__What the task asks__
State how many lines in the entries below contain "title". Write nothing but the number.

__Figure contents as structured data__
────────────────

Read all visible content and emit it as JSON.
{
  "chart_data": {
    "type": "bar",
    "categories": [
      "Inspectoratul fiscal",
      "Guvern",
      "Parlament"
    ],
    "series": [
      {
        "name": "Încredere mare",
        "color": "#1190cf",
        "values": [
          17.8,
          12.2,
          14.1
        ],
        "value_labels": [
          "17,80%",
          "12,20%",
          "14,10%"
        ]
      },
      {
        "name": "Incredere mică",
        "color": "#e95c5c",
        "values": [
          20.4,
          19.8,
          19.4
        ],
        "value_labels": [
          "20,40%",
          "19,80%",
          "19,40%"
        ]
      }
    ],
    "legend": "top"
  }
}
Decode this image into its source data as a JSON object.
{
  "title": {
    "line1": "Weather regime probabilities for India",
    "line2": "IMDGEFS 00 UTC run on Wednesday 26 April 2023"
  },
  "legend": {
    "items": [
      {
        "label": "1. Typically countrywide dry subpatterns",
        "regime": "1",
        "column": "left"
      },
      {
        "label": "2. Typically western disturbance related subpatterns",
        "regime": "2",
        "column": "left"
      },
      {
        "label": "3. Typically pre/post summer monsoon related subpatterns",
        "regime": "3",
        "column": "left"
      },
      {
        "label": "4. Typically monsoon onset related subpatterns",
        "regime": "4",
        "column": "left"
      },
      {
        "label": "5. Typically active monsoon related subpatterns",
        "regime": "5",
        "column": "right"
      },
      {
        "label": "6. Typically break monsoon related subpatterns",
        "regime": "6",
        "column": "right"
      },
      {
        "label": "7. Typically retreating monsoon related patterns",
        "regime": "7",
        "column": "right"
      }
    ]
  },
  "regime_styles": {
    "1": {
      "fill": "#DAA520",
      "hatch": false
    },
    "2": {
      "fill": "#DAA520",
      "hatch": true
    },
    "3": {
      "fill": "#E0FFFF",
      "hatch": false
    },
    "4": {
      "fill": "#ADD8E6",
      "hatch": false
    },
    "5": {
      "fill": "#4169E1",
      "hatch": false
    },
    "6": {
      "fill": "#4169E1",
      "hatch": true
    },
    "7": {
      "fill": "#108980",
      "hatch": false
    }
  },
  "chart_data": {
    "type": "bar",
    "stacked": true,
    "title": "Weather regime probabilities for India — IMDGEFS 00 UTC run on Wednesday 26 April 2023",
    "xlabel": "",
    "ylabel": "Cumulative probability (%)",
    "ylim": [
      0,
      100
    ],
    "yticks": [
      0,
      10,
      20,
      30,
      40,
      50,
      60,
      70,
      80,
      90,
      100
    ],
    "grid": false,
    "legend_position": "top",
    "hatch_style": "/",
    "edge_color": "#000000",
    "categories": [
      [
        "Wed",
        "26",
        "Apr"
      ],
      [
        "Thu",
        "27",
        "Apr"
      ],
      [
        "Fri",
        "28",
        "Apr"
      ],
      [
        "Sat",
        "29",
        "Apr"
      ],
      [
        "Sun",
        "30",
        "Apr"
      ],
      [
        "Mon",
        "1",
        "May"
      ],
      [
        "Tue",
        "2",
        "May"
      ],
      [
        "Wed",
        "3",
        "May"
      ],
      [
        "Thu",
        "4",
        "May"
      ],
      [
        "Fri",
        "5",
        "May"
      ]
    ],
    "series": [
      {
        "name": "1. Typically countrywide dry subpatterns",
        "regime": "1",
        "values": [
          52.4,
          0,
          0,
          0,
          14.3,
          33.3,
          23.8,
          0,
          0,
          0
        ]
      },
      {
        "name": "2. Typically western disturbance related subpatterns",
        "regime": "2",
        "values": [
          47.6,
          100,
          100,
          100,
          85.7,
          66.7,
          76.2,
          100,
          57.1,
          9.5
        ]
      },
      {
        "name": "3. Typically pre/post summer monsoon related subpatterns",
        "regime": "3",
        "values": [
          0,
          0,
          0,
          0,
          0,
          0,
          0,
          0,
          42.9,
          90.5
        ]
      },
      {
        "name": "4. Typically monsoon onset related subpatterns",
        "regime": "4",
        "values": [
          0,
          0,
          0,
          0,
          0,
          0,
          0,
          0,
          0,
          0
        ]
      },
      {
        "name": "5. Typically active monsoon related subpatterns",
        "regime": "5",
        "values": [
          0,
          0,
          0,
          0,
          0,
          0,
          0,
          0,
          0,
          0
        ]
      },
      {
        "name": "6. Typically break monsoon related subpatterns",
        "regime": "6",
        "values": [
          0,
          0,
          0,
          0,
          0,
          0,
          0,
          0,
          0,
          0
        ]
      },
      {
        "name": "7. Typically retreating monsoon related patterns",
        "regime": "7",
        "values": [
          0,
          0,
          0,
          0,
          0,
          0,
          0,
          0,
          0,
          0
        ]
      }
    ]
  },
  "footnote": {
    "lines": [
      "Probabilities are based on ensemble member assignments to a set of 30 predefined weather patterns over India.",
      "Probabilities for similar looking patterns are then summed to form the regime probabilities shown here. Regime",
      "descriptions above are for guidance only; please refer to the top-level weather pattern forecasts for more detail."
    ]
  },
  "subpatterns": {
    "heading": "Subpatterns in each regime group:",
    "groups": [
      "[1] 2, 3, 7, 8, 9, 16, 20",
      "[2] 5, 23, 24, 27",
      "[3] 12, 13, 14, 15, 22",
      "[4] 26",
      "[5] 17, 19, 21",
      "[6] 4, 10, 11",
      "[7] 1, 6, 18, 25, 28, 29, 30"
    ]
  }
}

────────────────

__Solved problem__
2